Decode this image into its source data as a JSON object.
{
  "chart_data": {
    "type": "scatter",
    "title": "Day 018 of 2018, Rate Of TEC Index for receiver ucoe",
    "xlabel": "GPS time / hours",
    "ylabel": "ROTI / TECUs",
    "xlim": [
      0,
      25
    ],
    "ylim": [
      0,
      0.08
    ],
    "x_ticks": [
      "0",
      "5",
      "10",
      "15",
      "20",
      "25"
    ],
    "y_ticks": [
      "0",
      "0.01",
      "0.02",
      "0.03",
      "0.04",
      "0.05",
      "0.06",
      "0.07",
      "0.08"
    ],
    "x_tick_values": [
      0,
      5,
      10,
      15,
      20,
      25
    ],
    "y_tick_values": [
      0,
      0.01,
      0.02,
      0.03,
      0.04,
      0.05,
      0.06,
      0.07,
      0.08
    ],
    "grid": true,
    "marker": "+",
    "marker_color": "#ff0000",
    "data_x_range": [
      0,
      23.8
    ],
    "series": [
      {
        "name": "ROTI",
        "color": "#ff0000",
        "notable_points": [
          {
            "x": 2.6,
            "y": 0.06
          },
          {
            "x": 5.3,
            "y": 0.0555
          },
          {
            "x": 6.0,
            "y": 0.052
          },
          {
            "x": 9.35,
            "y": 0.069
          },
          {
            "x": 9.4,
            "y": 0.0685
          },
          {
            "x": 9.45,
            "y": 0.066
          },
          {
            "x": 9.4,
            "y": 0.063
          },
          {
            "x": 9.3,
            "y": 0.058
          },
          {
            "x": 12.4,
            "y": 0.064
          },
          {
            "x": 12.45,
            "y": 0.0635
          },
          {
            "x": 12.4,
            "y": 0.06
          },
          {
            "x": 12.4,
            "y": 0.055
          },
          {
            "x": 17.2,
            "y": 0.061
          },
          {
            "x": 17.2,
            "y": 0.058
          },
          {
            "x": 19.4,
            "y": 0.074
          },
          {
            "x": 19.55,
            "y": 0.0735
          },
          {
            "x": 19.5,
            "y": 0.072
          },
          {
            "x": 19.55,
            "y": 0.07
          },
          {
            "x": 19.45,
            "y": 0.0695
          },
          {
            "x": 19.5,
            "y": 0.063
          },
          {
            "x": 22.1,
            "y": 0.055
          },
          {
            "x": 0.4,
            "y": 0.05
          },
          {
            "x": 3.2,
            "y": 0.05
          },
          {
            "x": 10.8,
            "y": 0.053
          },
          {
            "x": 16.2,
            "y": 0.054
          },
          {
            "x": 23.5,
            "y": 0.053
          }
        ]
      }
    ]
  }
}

● ● ● ● ● ● ●

*Goal of the exercise:*
Faithfully copy every entry, leaving nothing out.

*Response to the exercise:*
Decode this image into its source data as a JSON object.
{
  "chart_data": {
    "type": "scatter",
    "title": "Day 018 of 2018, Rate Of TEC Index for receiver ucoe",
    "xlabel": "GPS time / hours",
    "ylabel": "ROTI / TECUs",
    "xlim": [
      0,
      25
    ],
    "ylim": [
      0,
      0.08
    ],
    "x_ticks": [
      "0",
      "5",
      "10",
      "15",
      "20",
      "25"
    ],
    "y_ticks": [
      "0",
      "0.01",
      "0.02",
      "0.03",
      "0.04",
      "0.05",
      "0.06",
      "0.07",
      "0.08"
    ],
    "x_tick_values": [
      0,
      5,
      10,
      15,
      20,
      25
    ],
    "y_tick_values": [
      0,
      0.01,
      0.02,
      0.03,
      0.04,
      0.05,
      0.06,
      0.07,
      0.08
    ],
    "grid": true,
    "marker": "+",
    "marker_color": "#ff0000",
    "data_x_range": [
      0,
      23.8
    ],
    "series": [
      {
        "name": "ROTI",
        "color": "#ff0000",
        "notable_points": [
          {
            "x": 2.6,
            "y": 0.06
          },
          {
            "x": 5.3,
            "y": 0.0555
          },
          {
            "x": 6.0,
            "y": 0.052
          },
          {
            "x": 9.35,
            "y": 0.069
          },
          {
            "x": 9.4,
            "y": 0.0685
          },
          {
            "x": 9.45,
            "y": 0.066
          },
          {
            "x": 9.4,
            "y": 0.063
          },
          {
            "x": 9.3,
            "y": 0.058
          },
          {
            "x": 12.4,
            "y": 0.064
          },
          {
            "x": 12.45,
            "y": 0.0635
          },
          {
            "x": 12.4,
            "y": 0.06
          },
          {
            "x": 12.4,
            "y": 0.055
          },
          {
            "x": 17.2,
            "y": 0.061
          },
          {
            "x": 17.2,
            "y": 0.058
          },
          {
            "x": 19.4,
            "y": 0.074
          },
          {
            "x": 19.55,
            "y": 0.0735
          },
          {
            "x": 19.5,
            "y": 0.072
          },
          {
            "x": 19.55,
            "y": 0.07
          },
          {
            "x": 19.45,
            "y": 0.0695
          },
          {
            "x": 19.5,
            "y": 0.063
          },
          {
            "x": 22.1,
            "y": 0.055
          },
          {
            "x": 0.4,
            "y": 0.05
          },
          {
            "x": 3.2,
            "y": 0.05
          },
          {
            "x": 10.8,
            "y": 0.053
          },
          {
            "x": 16.2,
            "y": 0.054
          },
          {
            "x": 23.5,
            "y": 0.053
          }
        ]
      }
    ]
  }
}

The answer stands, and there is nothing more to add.